### What is expected:
Give the data again, word for word.

### Data section:

• • •

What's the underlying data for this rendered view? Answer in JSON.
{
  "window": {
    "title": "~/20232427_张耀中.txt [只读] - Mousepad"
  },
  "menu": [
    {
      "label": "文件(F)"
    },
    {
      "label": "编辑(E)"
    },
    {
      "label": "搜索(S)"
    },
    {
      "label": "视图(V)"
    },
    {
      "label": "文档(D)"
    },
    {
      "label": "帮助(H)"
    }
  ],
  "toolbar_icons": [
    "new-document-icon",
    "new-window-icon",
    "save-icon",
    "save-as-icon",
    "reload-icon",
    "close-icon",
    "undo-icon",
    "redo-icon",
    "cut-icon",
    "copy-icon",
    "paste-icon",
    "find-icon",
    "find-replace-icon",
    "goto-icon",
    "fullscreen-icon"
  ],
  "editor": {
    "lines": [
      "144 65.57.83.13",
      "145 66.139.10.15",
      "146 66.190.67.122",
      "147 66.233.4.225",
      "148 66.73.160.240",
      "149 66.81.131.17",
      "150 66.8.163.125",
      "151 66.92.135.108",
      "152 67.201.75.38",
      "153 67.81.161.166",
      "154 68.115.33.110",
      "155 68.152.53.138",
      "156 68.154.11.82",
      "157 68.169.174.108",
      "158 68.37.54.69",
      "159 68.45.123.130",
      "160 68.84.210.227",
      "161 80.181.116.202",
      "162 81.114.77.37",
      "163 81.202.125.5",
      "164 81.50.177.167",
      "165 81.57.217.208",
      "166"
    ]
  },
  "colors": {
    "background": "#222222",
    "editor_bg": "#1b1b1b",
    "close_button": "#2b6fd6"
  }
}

• • •

### Expected answer:
What's the underlying data for this rendered view? Answer in JSON.
{
  "window": {
    "title": "~/20232427_张耀中.txt [只读] - Mousepad"
  },
  "menu": [
    {
      "label": "文件(F)"
    },
    {
      "label": "编辑(E)"
    },
    {
      "label": "搜索(S)"
    },
    {
      "label": "视图(V)"
    },
    {
      "label": "文档(D)"
    },
    {
      "label": "帮助(H)"
    }
  ],
  "toolbar_icons": [
    "new-document-icon",
    "new-window-icon",
    "save-icon",
    "save-as-icon",
    "reload-icon",
    "close-icon",
    "undo-icon",
    "redo-icon",
    "cut-icon",
    "copy-icon",
    "paste-icon",
    "find-icon",
    "find-replace-icon",
    "goto-icon",
    "fullscreen-icon"
  ],
  "editor": {
    "lines": [
      "144 65.57.83.13",
      "145 66.139.10.15",
      "146 66.190.67.122",
      "147 66.233.4.225",
      "148 66.73.160.240",
      "149 66.81.131.17",
      "150 66.8.163.125",
      "151 66.92.135.108",
      "152 67.201.75.38",
      "153 67.81.161.166",
      "154 68.115.33.110",
      "155 68.152.53.138",
      "156 68.154.11.82",
      "157 68.169.174.108",
      "158 68.37.54.69",
      "159 68.45.123.130",
      "160 68.84.210.227",
      "161 80.181.116.202",
      "162 81.114.77.37",
      "163 81.202.125.5",
      "164 81.50.177.167",
      "165 81.57.217.208",
      "166"
    ]
  },
  "colors": {
    "background": "#222222",
    "editor_bg": "#1b1b1b",
    "close_button": "#2b6fd6"
  }
}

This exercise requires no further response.